Over the last year, synchronized and coordinated attacks against critical infrastructure have taken center stage. Remote cyber intrusions at three Ukrainian regional electric power distribution companies in December 2015 left approximately 225,000 customers without power. Malware, like BlackEnergy, is being specially developed to target supervisory control and data acquisition (SCADA) systems. Specifically, adversaries are focusing their efforts on obtaining access to the human-machine interface (HMI) solutions that act as the main hub for managing the operation of the control system.
By analyzing the advisories released by ICS-CERT and the vulnerabilities provided by our network of world-wide researchers working with the Zero Day Initiative program, it is possible to get an understanding of the attack surface that is exposed by HMI solutions. The chart below highlights these findings:
Figure 1 – Common Vulnerabilities in SCADA HMI Solutions
Memory corruption vulnerabilities are the most common vulnerability types present in this class of software – making up approximately 20% of the identified issues. This category includes stack-based buffer overflows, heap-based buffer overflows, and out-of-bound reads and writes. To make matters worse, many of these software packages do not enable common software exploitation mitigations that are commonplace in highly deployed software like web browsers.
Another very common weakness deals with the management of critical credentials that can be leveraged by remote adversaries to change configurations and possibly execute remote code. A good example of this is CVE-2015-6456, which represents a hard-coded support account in GE MDS PulseNET. This product is used to monitor devices in industrial communication networks. This credential allowed a remote attacker to gain access with full privileges resulting in complete compromise to the system. Interestingly, this support account was not shown in the user management panel meaning that it could not be disabled without a patch.
Figure 2 – ge_support Account in GE MDS PulseNet
Vulnerabilities like these in SCADA HMI solutions are, and will continue to be, highly valuable as we usher in this new era of software exploitation. In the future white paper, we will detail out the popular vulnerability types discovered in HMI solutions developed by the biggest SCADA vendors, including Schneider Electric, Siemens, GE, and Advantech. It will study the weaknesses in the technologies used to develop HMI solutions and describe how critical vulnerabilities manifest in the underlying code. Finally, using the data presented, additional guidance will be provided to SCADA researchers along with a prediction on what we expect next in attacks that leverage SCADA HMI vulnerabilities.

[Saved data entries]
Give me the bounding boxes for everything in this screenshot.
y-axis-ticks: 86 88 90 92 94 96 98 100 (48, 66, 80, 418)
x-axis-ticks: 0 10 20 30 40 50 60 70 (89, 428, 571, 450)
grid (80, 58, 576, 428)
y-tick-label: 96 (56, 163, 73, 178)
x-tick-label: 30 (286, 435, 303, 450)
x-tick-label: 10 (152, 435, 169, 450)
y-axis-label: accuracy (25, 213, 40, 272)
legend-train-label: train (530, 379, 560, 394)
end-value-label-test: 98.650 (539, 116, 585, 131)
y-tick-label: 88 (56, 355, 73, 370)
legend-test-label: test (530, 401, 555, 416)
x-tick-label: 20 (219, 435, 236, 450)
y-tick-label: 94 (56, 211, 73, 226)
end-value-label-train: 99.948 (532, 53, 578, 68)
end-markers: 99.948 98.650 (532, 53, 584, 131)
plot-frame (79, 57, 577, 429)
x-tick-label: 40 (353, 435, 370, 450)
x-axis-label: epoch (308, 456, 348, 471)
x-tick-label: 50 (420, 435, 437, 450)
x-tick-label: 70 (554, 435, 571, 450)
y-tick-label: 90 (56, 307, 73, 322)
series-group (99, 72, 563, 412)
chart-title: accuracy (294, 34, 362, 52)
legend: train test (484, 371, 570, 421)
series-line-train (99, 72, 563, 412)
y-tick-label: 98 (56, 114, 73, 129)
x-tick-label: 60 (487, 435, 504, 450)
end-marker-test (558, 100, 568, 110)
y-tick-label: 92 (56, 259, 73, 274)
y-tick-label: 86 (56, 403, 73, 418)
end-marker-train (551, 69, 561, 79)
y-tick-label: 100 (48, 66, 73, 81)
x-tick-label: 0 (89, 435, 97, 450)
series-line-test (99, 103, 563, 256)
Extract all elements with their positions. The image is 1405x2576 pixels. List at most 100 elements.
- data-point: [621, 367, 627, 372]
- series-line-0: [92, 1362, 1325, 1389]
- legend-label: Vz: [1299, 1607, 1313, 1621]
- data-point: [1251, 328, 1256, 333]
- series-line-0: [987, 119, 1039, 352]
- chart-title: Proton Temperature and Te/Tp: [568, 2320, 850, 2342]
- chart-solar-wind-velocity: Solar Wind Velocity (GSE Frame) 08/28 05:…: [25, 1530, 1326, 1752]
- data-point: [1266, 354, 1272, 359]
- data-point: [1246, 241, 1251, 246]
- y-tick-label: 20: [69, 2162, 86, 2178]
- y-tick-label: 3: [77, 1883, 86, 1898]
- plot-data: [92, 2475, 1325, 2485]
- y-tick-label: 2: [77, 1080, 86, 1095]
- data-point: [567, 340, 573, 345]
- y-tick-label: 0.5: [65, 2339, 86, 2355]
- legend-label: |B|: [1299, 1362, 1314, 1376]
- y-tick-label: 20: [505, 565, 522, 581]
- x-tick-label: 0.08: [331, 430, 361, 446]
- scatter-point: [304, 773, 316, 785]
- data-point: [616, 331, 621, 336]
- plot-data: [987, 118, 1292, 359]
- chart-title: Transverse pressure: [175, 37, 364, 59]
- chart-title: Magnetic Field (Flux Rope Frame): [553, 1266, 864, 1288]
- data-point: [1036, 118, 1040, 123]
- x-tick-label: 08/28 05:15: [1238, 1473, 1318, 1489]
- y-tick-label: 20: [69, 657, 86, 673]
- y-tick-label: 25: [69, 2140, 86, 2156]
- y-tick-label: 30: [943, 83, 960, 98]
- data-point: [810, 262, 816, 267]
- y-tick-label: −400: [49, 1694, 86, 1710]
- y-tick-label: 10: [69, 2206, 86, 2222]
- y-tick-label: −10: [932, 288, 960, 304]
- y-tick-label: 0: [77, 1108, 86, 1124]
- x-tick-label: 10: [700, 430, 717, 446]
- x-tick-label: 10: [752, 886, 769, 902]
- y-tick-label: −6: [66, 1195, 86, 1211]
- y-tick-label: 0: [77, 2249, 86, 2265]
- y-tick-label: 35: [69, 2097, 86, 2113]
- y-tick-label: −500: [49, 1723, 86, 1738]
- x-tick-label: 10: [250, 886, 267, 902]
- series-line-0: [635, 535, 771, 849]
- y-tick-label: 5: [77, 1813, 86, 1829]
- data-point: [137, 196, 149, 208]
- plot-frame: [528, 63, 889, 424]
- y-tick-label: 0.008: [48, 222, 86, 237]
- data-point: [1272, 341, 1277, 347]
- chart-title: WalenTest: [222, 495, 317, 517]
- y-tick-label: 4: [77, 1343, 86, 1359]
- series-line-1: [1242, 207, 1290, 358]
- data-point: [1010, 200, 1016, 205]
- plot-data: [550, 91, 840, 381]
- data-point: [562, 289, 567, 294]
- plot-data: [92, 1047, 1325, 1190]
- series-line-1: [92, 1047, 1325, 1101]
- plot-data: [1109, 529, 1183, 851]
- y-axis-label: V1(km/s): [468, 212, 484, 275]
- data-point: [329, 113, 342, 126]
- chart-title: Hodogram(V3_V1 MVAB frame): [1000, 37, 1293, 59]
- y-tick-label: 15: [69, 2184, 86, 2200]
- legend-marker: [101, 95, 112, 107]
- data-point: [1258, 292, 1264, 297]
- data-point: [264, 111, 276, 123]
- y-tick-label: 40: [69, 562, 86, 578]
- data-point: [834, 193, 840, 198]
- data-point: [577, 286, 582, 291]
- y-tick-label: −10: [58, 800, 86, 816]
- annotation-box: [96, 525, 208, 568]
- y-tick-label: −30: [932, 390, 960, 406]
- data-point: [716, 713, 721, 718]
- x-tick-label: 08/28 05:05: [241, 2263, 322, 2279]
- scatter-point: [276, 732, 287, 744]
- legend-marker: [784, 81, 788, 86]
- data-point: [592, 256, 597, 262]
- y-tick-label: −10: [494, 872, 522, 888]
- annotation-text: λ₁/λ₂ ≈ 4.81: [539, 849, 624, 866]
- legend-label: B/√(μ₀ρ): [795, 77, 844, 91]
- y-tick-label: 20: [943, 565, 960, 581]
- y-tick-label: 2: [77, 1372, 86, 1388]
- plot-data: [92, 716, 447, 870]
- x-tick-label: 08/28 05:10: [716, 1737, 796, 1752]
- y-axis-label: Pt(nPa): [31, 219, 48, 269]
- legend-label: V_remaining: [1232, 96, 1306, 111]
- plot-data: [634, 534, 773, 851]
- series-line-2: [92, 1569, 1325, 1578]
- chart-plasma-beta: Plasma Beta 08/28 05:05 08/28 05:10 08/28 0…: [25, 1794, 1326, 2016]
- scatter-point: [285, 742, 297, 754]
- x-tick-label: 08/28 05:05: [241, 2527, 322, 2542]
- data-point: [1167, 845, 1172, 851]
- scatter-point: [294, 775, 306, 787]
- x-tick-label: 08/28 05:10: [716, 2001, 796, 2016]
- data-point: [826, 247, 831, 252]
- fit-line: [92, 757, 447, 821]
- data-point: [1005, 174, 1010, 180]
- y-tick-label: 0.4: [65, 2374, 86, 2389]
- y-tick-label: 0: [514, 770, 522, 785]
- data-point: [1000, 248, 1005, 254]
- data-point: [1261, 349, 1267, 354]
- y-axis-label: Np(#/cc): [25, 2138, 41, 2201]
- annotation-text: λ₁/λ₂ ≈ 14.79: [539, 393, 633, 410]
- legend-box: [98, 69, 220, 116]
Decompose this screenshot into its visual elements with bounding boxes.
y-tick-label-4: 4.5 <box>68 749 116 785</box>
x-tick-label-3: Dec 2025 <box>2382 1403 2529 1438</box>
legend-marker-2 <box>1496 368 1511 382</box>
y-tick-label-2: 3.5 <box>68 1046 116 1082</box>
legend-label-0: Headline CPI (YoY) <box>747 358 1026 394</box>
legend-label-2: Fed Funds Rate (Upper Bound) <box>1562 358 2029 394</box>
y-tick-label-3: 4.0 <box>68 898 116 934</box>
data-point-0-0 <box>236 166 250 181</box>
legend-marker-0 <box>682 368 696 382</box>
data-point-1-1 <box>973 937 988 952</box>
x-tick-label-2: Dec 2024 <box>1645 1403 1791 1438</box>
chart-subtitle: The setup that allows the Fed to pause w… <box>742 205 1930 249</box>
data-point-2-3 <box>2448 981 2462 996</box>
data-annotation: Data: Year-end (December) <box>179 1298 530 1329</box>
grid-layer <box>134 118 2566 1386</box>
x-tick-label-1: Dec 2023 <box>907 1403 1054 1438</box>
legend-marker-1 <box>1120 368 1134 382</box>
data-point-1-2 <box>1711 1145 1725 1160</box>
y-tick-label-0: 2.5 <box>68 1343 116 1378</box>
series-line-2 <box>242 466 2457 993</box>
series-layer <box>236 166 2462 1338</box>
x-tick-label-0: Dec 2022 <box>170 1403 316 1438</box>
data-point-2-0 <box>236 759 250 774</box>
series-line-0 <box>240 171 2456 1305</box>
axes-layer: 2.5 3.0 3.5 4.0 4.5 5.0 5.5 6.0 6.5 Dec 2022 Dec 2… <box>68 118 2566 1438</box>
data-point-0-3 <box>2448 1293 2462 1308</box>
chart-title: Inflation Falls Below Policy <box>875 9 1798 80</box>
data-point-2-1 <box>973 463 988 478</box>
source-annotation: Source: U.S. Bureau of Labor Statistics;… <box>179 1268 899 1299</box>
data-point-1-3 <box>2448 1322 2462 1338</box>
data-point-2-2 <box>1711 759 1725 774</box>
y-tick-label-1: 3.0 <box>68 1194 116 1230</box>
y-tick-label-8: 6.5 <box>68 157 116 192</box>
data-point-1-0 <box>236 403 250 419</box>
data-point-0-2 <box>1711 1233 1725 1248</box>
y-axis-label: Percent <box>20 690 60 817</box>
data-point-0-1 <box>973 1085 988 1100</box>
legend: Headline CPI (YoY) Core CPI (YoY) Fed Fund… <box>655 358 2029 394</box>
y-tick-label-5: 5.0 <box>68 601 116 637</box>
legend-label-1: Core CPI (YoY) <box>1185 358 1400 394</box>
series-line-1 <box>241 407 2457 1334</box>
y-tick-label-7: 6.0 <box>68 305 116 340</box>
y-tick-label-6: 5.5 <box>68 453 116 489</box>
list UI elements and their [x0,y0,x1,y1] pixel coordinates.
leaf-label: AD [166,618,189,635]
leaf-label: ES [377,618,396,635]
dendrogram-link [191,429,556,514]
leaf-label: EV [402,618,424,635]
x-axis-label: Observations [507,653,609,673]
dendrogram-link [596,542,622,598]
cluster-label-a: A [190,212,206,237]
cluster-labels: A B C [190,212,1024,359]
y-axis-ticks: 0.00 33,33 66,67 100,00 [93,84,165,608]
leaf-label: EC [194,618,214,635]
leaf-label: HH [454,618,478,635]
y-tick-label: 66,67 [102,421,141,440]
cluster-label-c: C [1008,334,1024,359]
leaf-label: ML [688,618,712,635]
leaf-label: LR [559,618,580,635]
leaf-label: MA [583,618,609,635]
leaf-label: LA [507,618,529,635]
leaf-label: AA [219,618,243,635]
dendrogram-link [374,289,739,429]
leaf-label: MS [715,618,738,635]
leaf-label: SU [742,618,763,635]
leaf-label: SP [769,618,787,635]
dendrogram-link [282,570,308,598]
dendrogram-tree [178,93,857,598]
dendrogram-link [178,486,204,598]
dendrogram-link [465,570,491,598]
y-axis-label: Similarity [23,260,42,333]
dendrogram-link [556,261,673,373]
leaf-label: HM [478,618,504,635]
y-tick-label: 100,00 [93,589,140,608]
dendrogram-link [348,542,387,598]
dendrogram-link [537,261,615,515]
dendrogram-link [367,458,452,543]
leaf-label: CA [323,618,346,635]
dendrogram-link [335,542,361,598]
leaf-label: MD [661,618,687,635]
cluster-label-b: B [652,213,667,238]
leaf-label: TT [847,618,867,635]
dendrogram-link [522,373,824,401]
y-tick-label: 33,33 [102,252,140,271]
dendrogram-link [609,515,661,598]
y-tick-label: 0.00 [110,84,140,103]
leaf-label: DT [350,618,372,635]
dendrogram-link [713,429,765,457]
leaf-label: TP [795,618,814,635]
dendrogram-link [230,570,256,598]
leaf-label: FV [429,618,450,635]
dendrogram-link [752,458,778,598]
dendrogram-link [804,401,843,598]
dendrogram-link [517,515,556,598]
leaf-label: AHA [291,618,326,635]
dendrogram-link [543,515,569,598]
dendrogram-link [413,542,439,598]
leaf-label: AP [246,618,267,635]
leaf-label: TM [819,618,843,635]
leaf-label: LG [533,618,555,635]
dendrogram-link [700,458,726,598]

> WHAT TO DO:
**A.** List the SCADA vendors named in the text on SCADA HMI vulnerabilities.
**B.** From the text on SCADA HMI vulnerabilities, print the passage from "Over the last" up to and including "the control system.".
These items were taken from a source separate from the text.

> SOLVED TASKS:
**A.** Schneider Electric, Siemens, GE, Advantech

**B.**
Over the last year, synchronized and coordinated attacks against critical infrastructure have taken center stage. Remote cyber intrusions at three Ukrainian regional electric power distribution companies in December 2015 left approximately 225,000 customers without power. Malware, like BlackEnergy, is being specially developed to target supervisory control and data acquisition (SCADA) systems. Specifically, adversaries are focusing their efforts on obtaining access to the human-machine interface (HMI) solutions that act as the main hub for managing the operation of the control system.